Exercise description: Copy out all of the data exactly as it appears.

Stored data:
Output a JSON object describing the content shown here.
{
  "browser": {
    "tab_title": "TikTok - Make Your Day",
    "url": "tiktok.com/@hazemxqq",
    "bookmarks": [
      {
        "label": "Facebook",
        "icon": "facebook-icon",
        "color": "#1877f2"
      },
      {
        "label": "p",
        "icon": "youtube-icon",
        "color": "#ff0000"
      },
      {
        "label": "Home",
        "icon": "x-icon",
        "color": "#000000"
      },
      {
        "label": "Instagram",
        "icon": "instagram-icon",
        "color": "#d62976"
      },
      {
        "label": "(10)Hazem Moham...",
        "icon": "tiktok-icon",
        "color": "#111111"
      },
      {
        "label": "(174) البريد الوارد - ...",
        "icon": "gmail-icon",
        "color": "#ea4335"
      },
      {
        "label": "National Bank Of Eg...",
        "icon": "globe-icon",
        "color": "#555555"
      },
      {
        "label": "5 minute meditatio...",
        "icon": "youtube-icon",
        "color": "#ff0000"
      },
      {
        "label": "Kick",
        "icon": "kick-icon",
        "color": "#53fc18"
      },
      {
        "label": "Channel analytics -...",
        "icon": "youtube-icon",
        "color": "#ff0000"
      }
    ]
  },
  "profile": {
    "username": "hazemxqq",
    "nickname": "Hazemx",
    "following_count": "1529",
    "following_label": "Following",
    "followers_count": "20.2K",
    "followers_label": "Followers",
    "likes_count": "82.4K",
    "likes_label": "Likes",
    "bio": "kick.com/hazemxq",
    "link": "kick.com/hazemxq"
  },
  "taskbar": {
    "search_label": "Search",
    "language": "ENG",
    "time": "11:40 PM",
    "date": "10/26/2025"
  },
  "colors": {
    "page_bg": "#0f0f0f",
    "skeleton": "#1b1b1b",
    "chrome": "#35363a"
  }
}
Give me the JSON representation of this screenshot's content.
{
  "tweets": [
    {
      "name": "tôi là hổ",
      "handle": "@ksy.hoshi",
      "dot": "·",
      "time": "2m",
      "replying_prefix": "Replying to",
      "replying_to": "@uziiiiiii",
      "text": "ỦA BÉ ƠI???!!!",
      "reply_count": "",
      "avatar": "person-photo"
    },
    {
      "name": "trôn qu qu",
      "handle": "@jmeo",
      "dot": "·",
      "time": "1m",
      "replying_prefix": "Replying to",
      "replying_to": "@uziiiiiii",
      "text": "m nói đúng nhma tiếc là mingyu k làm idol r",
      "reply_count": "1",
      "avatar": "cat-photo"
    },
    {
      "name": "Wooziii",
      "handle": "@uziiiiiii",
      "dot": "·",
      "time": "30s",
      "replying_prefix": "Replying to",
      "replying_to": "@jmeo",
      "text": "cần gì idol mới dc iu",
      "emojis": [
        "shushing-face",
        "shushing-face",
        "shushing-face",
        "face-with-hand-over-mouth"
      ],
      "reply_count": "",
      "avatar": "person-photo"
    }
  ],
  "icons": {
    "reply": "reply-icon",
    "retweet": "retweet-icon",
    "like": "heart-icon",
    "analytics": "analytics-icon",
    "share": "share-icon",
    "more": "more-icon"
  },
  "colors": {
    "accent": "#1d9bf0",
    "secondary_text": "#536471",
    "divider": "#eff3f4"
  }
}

Result below:
Output a JSON object describing the content shown here.
{
  "browser": {
    "tab_title": "TikTok - Make Your Day",
    "url": "tiktok.com/@hazemxqq",
    "bookmarks": [
      {
        "label": "Facebook",
        "icon": "facebook-icon",
        "color": "#1877f2"
      },
      {
        "label": "p",
        "icon": "youtube-icon",
        "color": "#ff0000"
      },
      {
        "label": "Home",
        "icon": "x-icon",
        "color": "#000000"
      },
      {
        "label": "Instagram",
        "icon": "instagram-icon",
        "color": "#d62976"
      },
      {
        "label": "(10)Hazem Moham...",
        "icon": "tiktok-icon",
        "color": "#111111"
      },
      {
        "label": "(174) البريد الوارد - ...",
        "icon": "gmail-icon",
        "color": "#ea4335"
      },
      {
        "label": "National Bank Of Eg...",
        "icon": "globe-icon",
        "color": "#555555"
      },
      {
        "label": "5 minute meditatio...",
        "icon": "youtube-icon",
        "color": "#ff0000"
      },
      {
        "label": "Kick",
        "icon": "kick-icon",
        "color": "#53fc18"
      },
      {
        "label": "Channel analytics -...",
        "icon": "youtube-icon",
        "color": "#ff0000"
      }
    ]
  },
  "profile": {
    "username": "hazemxqq",
    "nickname": "Hazemx",
    "following_count": "1529",
    "following_label": "Following",
    "followers_count": "20.2K",
    "followers_label": "Followers",
    "likes_count": "82.4K",
    "likes_label": "Likes",
    "bio": "kick.com/hazemxq",
    "link": "kick.com/hazemxq"
  },
  "taskbar": {
    "search_label": "Search",
    "language": "ENG",
    "time": "11:40 PM",
    "date": "10/26/2025"
  },
  "colors": {
    "page_bg": "#0f0f0f",
    "skeleton": "#1b1b1b",
    "chrome": "#35363a"
  }
}
Give me the JSON representation of this screenshot's content.
{
  "tweets": [
    {
      "name": "tôi là hổ",
      "handle": "@ksy.hoshi",
      "dot": "·",
      "time": "2m",
      "replying_prefix": "Replying to",
      "replying_to": "@uziiiiiii",
      "text": "ỦA BÉ ƠI???!!!",
      "reply_count": "",
      "avatar": "person-photo"
    },
    {
      "name": "trôn qu qu",
      "handle": "@jmeo",
      "dot": "·",
      "time": "1m",
      "replying_prefix": "Replying to",
      "replying_to": "@uziiiiiii",
      "text": "m nói đúng nhma tiếc là mingyu k làm idol r",
      "reply_count": "1",
      "avatar": "cat-photo"
    },
    {
      "name": "Wooziii",
      "handle": "@uziiiiiii",
      "dot": "·",
      "time": "30s",
      "replying_prefix": "Replying to",
      "replying_to": "@jmeo",
      "text": "cần gì idol mới dc iu",
      "emojis": [
        "shushing-face",
        "shushing-face",
        "shushing-face",
        "face-with-hand-over-mouth"
      ],
      "reply_count": "",
      "avatar": "person-photo"
    }
  ],
  "icons": {
    "reply": "reply-icon",
    "retweet": "retweet-icon",
    "like": "heart-icon",
    "analytics": "analytics-icon",
    "share": "share-icon",
    "more": "more-icon"
  },
  "colors": {
    "accent": "#1d9bf0",
    "secondary_text": "#536471",
    "divider": "#eff3f4"
  }
}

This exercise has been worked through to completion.